DATASET ROWS ->
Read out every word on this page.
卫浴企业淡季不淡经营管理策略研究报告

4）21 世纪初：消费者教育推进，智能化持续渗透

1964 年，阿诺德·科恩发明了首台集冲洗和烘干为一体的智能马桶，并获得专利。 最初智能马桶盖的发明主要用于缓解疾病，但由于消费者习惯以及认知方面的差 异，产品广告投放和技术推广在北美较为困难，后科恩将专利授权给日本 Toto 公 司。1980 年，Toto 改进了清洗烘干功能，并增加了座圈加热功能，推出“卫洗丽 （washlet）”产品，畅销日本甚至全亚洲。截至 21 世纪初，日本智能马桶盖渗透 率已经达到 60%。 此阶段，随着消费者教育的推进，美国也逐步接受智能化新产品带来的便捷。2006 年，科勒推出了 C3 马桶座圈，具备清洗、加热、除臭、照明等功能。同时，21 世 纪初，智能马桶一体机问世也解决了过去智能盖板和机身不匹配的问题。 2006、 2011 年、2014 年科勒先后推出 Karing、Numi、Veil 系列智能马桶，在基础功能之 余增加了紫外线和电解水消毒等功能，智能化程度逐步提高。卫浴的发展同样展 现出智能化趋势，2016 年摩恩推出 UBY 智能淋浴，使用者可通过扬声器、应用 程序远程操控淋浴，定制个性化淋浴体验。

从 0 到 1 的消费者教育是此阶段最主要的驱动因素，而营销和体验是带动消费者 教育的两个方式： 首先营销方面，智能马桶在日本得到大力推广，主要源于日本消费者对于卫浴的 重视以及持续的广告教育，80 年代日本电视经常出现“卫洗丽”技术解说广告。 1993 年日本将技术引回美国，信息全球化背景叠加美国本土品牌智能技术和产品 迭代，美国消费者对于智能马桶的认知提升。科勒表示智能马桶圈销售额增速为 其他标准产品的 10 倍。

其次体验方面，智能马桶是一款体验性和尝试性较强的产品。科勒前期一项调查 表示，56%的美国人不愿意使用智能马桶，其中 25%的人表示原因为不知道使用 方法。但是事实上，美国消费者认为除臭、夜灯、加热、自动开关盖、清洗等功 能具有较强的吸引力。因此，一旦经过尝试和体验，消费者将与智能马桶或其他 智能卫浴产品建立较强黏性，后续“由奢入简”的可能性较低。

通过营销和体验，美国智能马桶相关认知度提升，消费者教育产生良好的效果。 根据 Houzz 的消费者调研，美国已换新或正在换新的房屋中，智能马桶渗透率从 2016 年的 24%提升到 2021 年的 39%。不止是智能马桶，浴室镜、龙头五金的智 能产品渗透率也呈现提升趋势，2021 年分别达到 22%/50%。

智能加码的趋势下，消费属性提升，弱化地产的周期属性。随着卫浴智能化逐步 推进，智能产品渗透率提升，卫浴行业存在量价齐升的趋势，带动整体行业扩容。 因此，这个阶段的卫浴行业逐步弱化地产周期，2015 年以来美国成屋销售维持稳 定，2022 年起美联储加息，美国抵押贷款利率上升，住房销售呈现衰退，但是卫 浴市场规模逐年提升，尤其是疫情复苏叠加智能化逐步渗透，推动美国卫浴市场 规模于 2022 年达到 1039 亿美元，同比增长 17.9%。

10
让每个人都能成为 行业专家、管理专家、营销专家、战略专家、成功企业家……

STATED EXERCISE -> Extract all of the data above without altering anything.

FULL ANSWER ->
Read out every word on this page.
卫浴企业淡季不淡经营管理策略研究报告

4）21 世纪初：消费者教育推进，智能化持续渗透

1964 年，阿诺德·科恩发明了首台集冲洗和烘干为一体的智能马桶，并获得专利。 最初智能马桶盖的发明主要用于缓解疾病，但由于消费者习惯以及认知方面的差 异，产品广告投放和技术推广在北美较为困难，后科恩将专利授权给日本 Toto 公 司。1980 年，Toto 改进了清洗烘干功能，并增加了座圈加热功能，推出“卫洗丽 （washlet）”产品，畅销日本甚至全亚洲。截至 21 世纪初，日本智能马桶盖渗透 率已经达到 60%。 此阶段，随着消费者教育的推进，美国也逐步接受智能化新产品带来的便捷。2006 年，科勒推出了 C3 马桶座圈，具备清洗、加热、除臭、照明等功能。同时，21 世 纪初，智能马桶一体机问世也解决了过去智能盖板和机身不匹配的问题。 2006、 2011 年、2014 年科勒先后推出 Karing、Numi、Veil 系列智能马桶，在基础功能之 余增加了紫外线和电解水消毒等功能，智能化程度逐步提高。卫浴的发展同样展 现出智能化趋势，2016 年摩恩推出 UBY 智能淋浴，使用者可通过扬声器、应用 程序远程操控淋浴，定制个性化淋浴体验。

从 0 到 1 的消费者教育是此阶段最主要的驱动因素，而营销和体验是带动消费者 教育的两个方式： 首先营销方面，智能马桶在日本得到大力推广，主要源于日本消费者对于卫浴的 重视以及持续的广告教育，80 年代日本电视经常出现“卫洗丽”技术解说广告。 1993 年日本将技术引回美国，信息全球化背景叠加美国本土品牌智能技术和产品 迭代，美国消费者对于智能马桶的认知提升。科勒表示智能马桶圈销售额增速为 其他标准产品的 10 倍。

其次体验方面，智能马桶是一款体验性和尝试性较强的产品。科勒前期一项调查 表示，56%的美国人不愿意使用智能马桶，其中 25%的人表示原因为不知道使用 方法。但是事实上，美国消费者认为除臭、夜灯、加热、自动开关盖、清洗等功 能具有较强的吸引力。因此，一旦经过尝试和体验，消费者将与智能马桶或其他 智能卫浴产品建立较强黏性，后续“由奢入简”的可能性较低。

通过营销和体验，美国智能马桶相关认知度提升，消费者教育产生良好的效果。 根据 Houzz 的消费者调研，美国已换新或正在换新的房屋中，智能马桶渗透率从 2016 年的 24%提升到 2021 年的 39%。不止是智能马桶，浴室镜、龙头五金的智 能产品渗透率也呈现提升趋势，2021 年分别达到 22%/50%。

智能加码的趋势下，消费属性提升，弱化地产的周期属性。随着卫浴智能化逐步 推进，智能产品渗透率提升，卫浴行业存在量价齐升的趋势，带动整体行业扩容。 因此，这个阶段的卫浴行业逐步弱化地产周期，2015 年以来美国成屋销售维持稳 定，2022 年起美联储加息，美国抵押贷款利率上升，住房销售呈现衰退，但是卫 浴市场规模逐年提升，尤其是疫情复苏叠加智能化逐步渗透，推动美国卫浴市场 规模于 2022 年达到 1039 亿美元，同比增长 17.9%。

10
让每个人都能成为 行业专家、管理专家、营销专家、战略专家、成功企业家……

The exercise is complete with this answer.